(Records from a data source)
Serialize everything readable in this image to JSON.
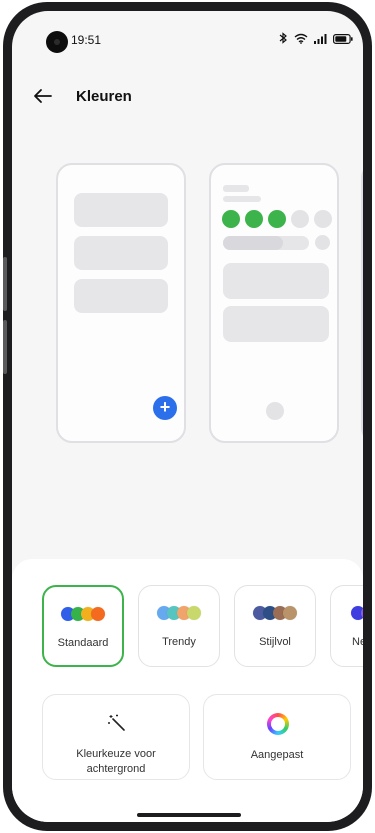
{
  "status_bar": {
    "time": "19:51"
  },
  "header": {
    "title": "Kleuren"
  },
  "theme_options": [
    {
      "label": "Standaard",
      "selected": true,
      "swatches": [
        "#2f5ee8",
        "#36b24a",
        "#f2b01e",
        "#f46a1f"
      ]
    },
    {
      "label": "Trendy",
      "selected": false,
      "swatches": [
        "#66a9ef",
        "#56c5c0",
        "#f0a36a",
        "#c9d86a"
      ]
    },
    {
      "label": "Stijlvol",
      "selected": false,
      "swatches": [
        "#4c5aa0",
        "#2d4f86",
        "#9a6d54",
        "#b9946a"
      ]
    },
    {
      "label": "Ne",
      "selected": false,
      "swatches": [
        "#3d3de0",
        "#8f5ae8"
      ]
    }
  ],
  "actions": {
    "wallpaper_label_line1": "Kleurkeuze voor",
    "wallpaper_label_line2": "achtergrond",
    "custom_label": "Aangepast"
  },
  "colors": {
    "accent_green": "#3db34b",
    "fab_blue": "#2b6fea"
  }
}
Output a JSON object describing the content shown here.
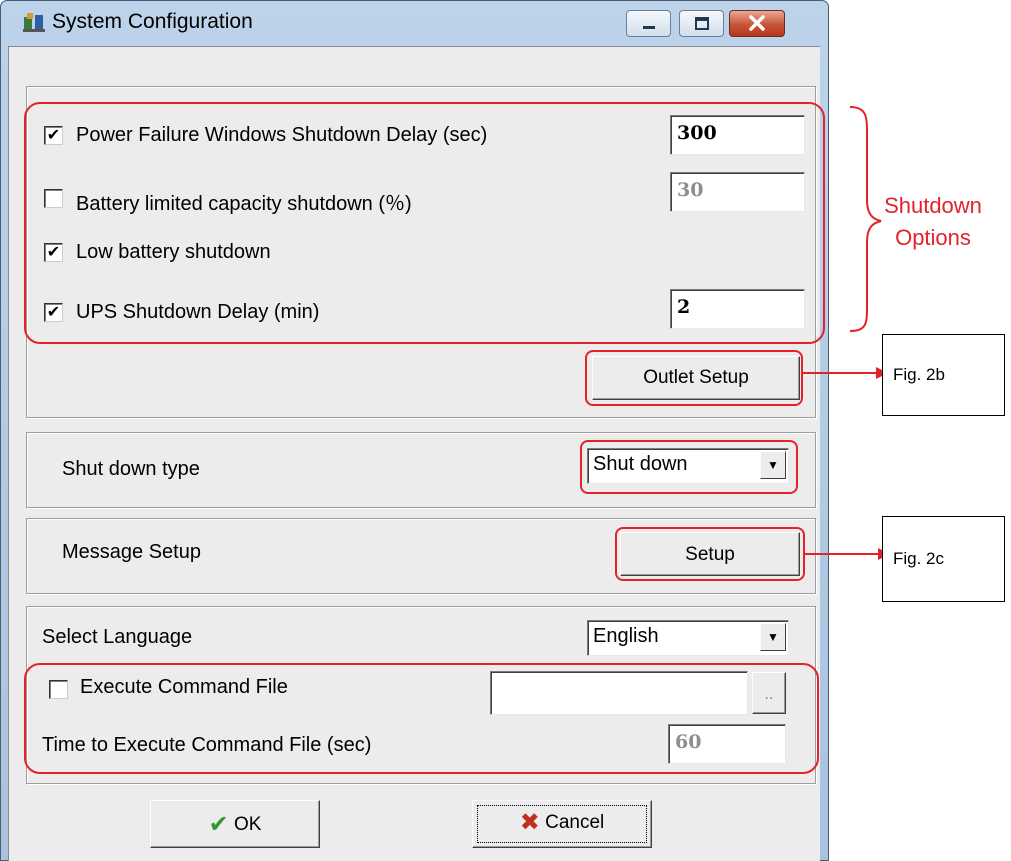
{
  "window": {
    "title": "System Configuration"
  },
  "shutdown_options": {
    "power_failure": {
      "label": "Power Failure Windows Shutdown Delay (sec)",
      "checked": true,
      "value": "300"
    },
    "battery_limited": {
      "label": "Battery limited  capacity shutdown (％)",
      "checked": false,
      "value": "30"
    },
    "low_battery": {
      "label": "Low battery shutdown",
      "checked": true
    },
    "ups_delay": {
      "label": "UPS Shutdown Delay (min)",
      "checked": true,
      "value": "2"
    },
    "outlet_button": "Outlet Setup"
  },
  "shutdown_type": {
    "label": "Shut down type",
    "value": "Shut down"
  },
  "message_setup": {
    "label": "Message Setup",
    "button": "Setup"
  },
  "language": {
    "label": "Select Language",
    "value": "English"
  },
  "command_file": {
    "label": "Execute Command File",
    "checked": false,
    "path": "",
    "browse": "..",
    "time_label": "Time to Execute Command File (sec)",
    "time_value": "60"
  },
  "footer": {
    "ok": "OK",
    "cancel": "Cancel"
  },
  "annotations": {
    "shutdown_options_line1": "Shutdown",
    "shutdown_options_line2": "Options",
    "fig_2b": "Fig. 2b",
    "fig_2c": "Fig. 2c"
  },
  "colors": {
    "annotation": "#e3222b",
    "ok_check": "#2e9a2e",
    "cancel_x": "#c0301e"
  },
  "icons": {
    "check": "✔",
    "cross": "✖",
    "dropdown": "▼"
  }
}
==
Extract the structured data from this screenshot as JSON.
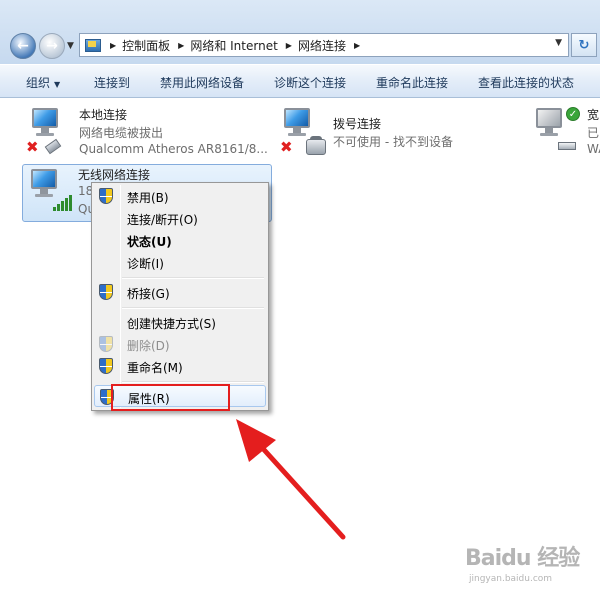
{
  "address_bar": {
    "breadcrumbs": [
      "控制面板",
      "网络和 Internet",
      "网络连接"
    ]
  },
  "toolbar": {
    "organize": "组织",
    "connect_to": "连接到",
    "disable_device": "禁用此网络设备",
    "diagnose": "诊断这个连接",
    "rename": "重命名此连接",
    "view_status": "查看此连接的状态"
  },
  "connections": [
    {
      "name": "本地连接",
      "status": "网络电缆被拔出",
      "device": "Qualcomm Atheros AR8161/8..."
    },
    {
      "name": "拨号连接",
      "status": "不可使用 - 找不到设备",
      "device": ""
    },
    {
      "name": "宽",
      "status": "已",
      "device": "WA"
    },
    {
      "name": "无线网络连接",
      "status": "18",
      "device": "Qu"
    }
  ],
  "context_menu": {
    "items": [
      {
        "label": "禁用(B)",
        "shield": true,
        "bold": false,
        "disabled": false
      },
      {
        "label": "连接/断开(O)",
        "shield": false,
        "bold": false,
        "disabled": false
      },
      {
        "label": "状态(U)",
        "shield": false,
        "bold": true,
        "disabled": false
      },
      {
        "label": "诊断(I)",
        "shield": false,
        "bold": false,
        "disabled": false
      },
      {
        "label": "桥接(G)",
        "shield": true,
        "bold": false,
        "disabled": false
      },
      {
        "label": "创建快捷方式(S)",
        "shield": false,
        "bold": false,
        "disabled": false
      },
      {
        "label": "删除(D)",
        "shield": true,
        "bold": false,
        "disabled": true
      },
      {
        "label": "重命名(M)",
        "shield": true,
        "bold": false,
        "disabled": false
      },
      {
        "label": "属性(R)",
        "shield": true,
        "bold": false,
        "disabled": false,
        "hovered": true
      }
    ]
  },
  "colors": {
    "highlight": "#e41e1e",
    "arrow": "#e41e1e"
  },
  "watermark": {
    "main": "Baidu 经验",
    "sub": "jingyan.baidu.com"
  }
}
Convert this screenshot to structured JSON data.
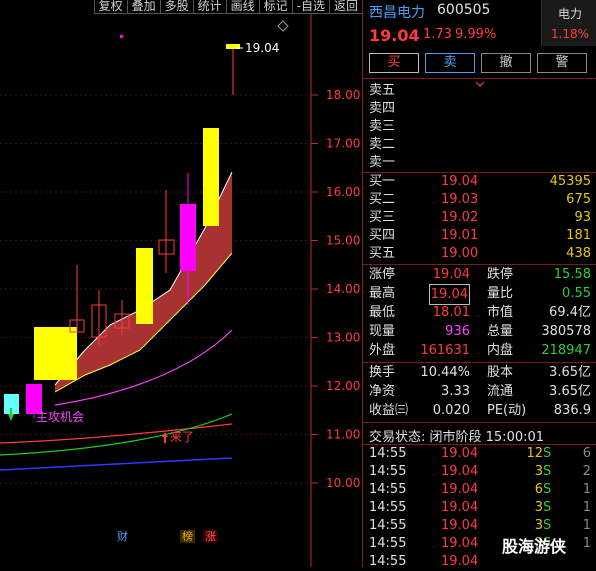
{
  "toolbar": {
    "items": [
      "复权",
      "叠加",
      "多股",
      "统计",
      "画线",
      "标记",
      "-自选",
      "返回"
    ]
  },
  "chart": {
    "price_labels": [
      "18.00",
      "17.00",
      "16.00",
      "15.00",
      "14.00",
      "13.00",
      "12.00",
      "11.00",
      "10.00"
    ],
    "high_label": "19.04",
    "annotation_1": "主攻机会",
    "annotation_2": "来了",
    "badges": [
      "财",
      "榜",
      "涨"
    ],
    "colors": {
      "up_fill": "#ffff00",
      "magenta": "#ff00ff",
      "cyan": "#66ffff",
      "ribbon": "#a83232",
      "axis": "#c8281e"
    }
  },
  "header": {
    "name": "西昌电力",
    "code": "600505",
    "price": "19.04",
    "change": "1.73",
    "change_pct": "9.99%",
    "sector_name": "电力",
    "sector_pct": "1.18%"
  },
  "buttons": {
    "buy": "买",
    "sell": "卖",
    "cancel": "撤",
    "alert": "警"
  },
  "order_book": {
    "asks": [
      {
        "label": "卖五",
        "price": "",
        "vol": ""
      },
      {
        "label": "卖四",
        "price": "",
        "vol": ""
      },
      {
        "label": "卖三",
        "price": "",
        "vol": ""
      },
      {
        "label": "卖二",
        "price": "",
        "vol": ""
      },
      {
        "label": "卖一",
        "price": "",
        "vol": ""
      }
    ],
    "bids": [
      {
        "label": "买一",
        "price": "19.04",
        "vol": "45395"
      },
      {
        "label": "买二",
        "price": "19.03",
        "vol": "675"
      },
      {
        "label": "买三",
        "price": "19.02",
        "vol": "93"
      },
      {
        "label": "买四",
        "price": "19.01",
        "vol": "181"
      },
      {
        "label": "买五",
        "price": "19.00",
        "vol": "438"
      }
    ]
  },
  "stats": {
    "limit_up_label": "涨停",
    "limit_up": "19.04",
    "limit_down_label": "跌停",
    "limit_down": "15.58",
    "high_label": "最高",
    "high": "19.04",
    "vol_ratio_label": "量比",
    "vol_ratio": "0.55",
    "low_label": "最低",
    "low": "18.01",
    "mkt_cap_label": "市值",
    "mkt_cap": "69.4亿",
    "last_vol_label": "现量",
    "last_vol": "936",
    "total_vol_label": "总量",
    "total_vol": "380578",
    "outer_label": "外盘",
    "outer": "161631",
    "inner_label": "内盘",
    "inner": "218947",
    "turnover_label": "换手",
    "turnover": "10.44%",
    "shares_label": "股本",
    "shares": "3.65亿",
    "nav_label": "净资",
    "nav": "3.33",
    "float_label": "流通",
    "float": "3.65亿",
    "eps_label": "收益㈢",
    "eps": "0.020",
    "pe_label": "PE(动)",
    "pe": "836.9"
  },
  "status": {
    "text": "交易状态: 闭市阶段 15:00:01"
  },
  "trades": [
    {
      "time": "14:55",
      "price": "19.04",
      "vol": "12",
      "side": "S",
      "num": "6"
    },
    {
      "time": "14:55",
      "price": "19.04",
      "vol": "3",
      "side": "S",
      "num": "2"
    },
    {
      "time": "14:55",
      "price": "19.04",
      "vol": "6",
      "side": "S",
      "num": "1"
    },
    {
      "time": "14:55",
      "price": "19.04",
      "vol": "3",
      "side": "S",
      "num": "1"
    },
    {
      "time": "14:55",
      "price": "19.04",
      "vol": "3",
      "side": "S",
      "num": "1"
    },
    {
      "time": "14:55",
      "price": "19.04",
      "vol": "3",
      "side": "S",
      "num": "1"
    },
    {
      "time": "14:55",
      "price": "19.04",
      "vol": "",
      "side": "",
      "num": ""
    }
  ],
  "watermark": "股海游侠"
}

**Your objective**
Give only the count of lines in this material that contain the string "title".

**Output below**
2